» Exercise objective: Please transcribe the listing below in full and word for word, without its pictures.

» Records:
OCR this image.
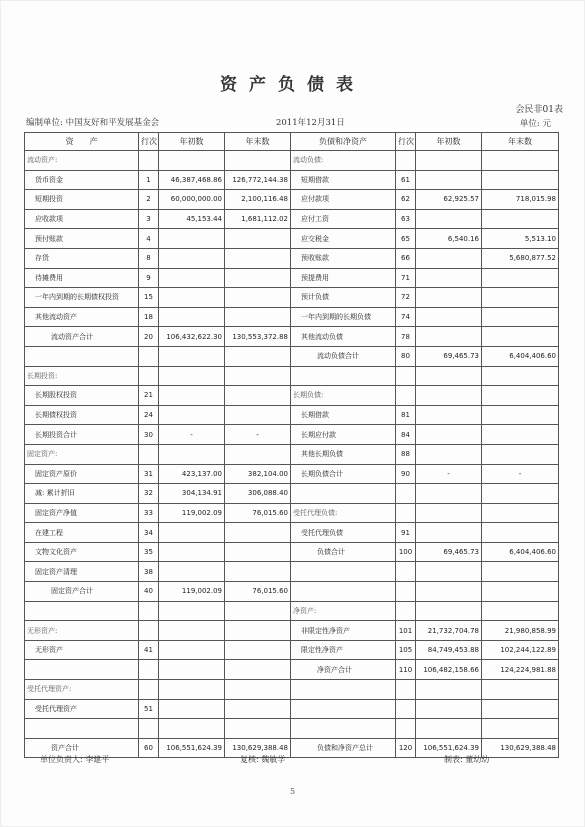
资产负债表
会民非01表
编制单位: 中国友好和平发展基金会	2011年12月31日	单位: 元
资　　产	行次	年初数	年末数	负债和净资产	行次	年初数	年末数
流动资产:				流动负债:			
货币资金	1	46,387,468.86	126,772,144.38	短期借款	61		
短期投资	2	60,000,000.00	2,100,116.48	应付款项	62	62,925.57	718,015.98
应收款项	3	45,153.44	1,681,112.02	应付工资	63		
预付账款	4			应交税金	65	6,540.16	5,513.10
存货	8			预收账款	66		5,680,877.52
待摊费用	9			预提费用	71		
一年内到期的长期债权投资	15			预计负债	72		
其他流动资产	18			一年内到期的长期负债	74		
流动资产合计	20	106,432,622.30	130,553,372.88	其他流动负债	78		
				流动负债合计	80	69,465.73	6,404,406.60
长期投资:							
长期股权投资	21			长期负债:			
长期债权投资	24			长期借款	81		
长期投资合计	30	-	-	长期应付款	84		
固定资产:				其他长期负债	88		
固定资产原价	31	423,137.00	382,104.00	长期负债合计	90	-	-
减: 累计折旧	32	304,134.91	306,088.40				
固定资产净值	33	119,002.09	76,015.60	受托代理负债:			
在建工程	34			受托代理负债	91		
文物文化资产	35			负债合计	100	69,465.73	6,404,406.60
固定资产清理	38						
固定资产合计	40	119,002.09	76,015.60				
				净资产:			
无形资产:				非限定性净资产	101	21,732,704.78	21,980,858.99
无形资产	41			限定性净资产	105	84,749,453.88	102,244,122.89
				净资产合计	110	106,482,158.66	124,224,981.88
受托代理资产:							
受托代理资产	51						

资产合计	60	106,551,624.39	130,629,388.48	负债和净资产总计	120	106,551,624.39	130,629,388.48
单位负责人: 李建平	复核: 魏敏学	制表: 董幼幼
5
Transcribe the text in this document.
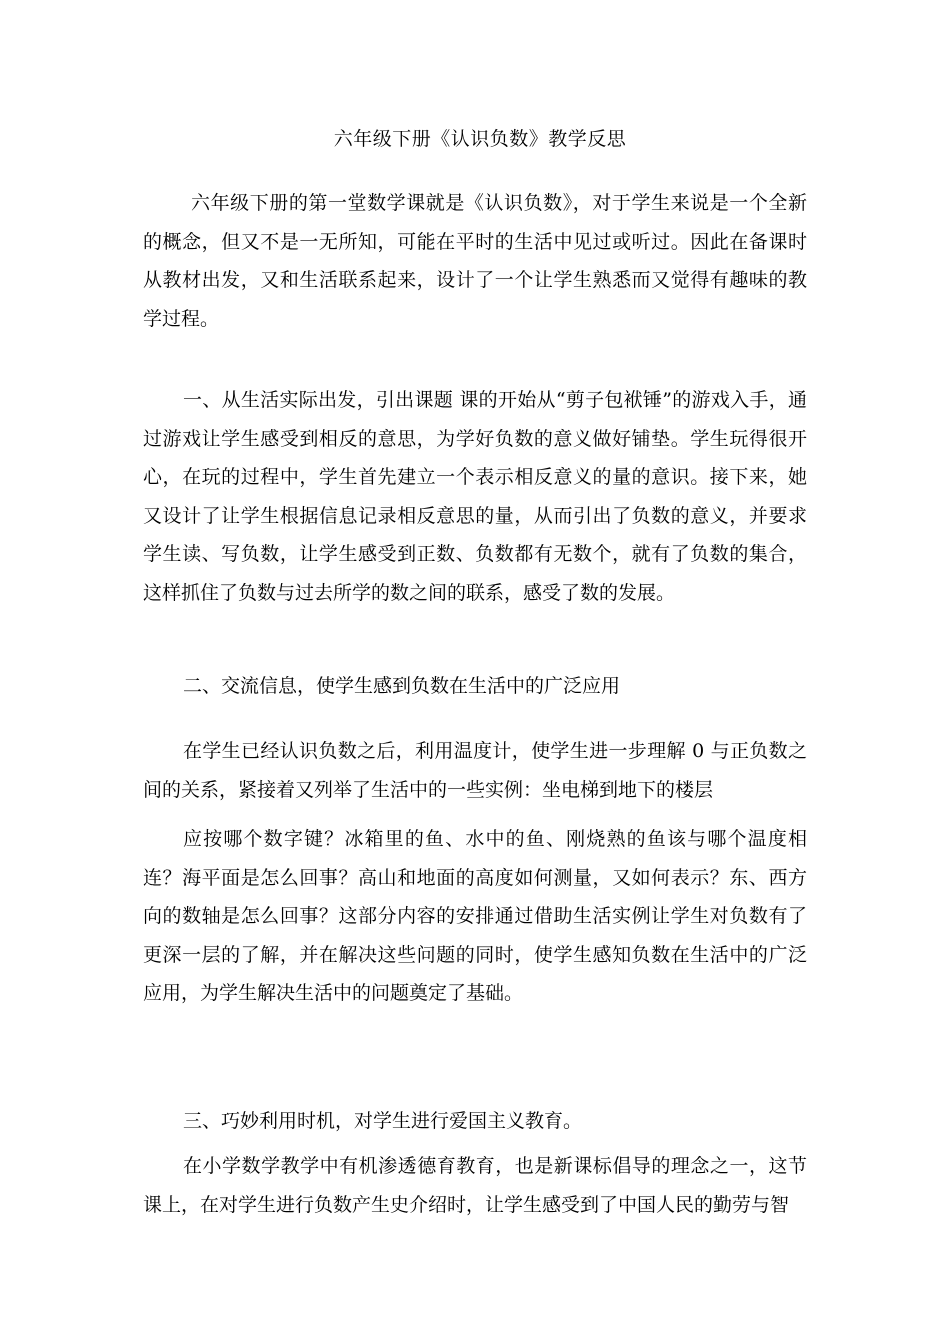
六年级下册《认识负数》教学反思

六年级下册的第一堂数学课就是《认识负数》，对于学生来说是一个全新的概念，但又不是一无所知，可能在平时的生活中见过或听过。因此在备课时从教材出发，又和生活联系起来，设计了一个让学生熟悉而又觉得有趣味的教学过程。

一、从生活实际出发，引出课题 课的开始从“剪子包袱锤”的游戏入手，通过游戏让学生感受到相反的意思，为学好负数的意义做好铺垫。学生玩得很开心，在玩的过程中，学生首先建立一个表示相反意义的量的意识。接下来，她又设计了让学生根据信息记录相反意思的量，从而引出了负数的意义，并要求学生读、写负数，让学生感受到正数、负数都有无数个，就有了负数的集合，这样抓住了负数与过去所学的数之间的联系，感受了数的发展。

二、交流信息，使学生感到负数在生活中的广泛应用

在学生已经认识负数之后，利用温度计，使学生进一步理解 0 与正负数之间的关系，紧接着又列举了生活中的一些实例：坐电梯到地下的楼层

应按哪个数字键？冰箱里的鱼、水中的鱼、刚烧熟的鱼该与哪个温度相连？海平面是怎么回事？高山和地面的高度如何测量，又如何表示？东、西方向的数轴是怎么回事？这部分内容的安排通过借助生活实例让学生对负数有了更深一层的了解，并在解决这些问题的同时，使学生感知负数在生活中的广泛应用，为学生解决生活中的问题奠定了基础。

三、巧妙利用时机，对学生进行爱国主义教育。

在小学数学教学中有机渗透德育教育，也是新课标倡导的理念之一，这节课上，在对学生进行负数产生史介绍时，让学生感受到了中国人民的勤劳与智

» Task result:
OCR this image.
资产负债表
会民非01表
编制单位: 中国友好和平发展基金会	2011年12月31日	单位: 元
资　　产	行次	年初数	年末数	负债和净资产	行次	年初数	年末数
流动资产:				流动负债:			
货币资金	1	46,387,468.86	126,772,144.38	短期借款	61		
短期投资	2	60,000,000.00	2,100,116.48	应付款项	62	62,925.57	718,015.98
应收款项	3	45,153.44	1,681,112.02	应付工资	63		
预付账款	4			应交税金	65	6,540.16	5,513.10
存货	8			预收账款	66		5,680,877.52
待摊费用	9			预提费用	71		
一年内到期的长期债权投资	15			预计负债	72		
其他流动资产	18			一年内到期的长期负债	74		
流动资产合计	20	106,432,622.30	130,553,372.88	其他流动负债	78		
				流动负债合计	80	69,465.73	6,404,406.60
长期投资:							
长期股权投资	21			长期负债:			
长期债权投资	24			长期借款	81		
长期投资合计	30	-	-	长期应付款	84		
固定资产:				其他长期负债	88		
固定资产原价	31	423,137.00	382,104.00	长期负债合计	90	-	-
减: 累计折旧	32	304,134.91	306,088.40				
固定资产净值	33	119,002.09	76,015.60	受托代理负债:			
在建工程	34			受托代理负债	91		
文物文化资产	35			负债合计	100	69,465.73	6,404,406.60
固定资产清理	38						
固定资产合计	40	119,002.09	76,015.60				
				净资产:			
无形资产:				非限定性净资产	101	21,732,704.78	21,980,858.99
无形资产	41			限定性净资产	105	84,749,453.88	102,244,122.89
				净资产合计	110	106,482,158.66	124,224,981.88
受托代理资产:							
受托代理资产	51						

资产合计	60	106,551,624.39	130,629,388.48	负债和净资产总计	120	106,551,624.39	130,629,388.48
单位负责人: 李建平	复核: 魏敏学	制表: 董幼幼
5
Transcribe the text in this document.
六年级下册《认识负数》教学反思

六年级下册的第一堂数学课就是《认识负数》，对于学生来说是一个全新的概念，但又不是一无所知，可能在平时的生活中见过或听过。因此在备课时从教材出发，又和生活联系起来，设计了一个让学生熟悉而又觉得有趣味的教学过程。

一、从生活实际出发，引出课题 课的开始从“剪子包袱锤”的游戏入手，通过游戏让学生感受到相反的意思，为学好负数的意义做好铺垫。学生玩得很开心，在玩的过程中，学生首先建立一个表示相反意义的量的意识。接下来，她又设计了让学生根据信息记录相反意思的量，从而引出了负数的意义，并要求学生读、写负数，让学生感受到正数、负数都有无数个，就有了负数的集合，这样抓住了负数与过去所学的数之间的联系，感受了数的发展。

二、交流信息，使学生感到负数在生活中的广泛应用

在学生已经认识负数之后，利用温度计，使学生进一步理解 0 与正负数之间的关系，紧接着又列举了生活中的一些实例：坐电梯到地下的楼层

应按哪个数字键？冰箱里的鱼、水中的鱼、刚烧熟的鱼该与哪个温度相连？海平面是怎么回事？高山和地面的高度如何测量，又如何表示？东、西方向的数轴是怎么回事？这部分内容的安排通过借助生活实例让学生对负数有了更深一层的了解，并在解决这些问题的同时，使学生感知负数在生活中的广泛应用，为学生解决生活中的问题奠定了基础。

三、巧妙利用时机，对学生进行爱国主义教育。

在小学数学教学中有机渗透德育教育，也是新课标倡导的理念之一，这节课上，在对学生进行负数产生史介绍时，让学生感受到了中国人民的勤劳与智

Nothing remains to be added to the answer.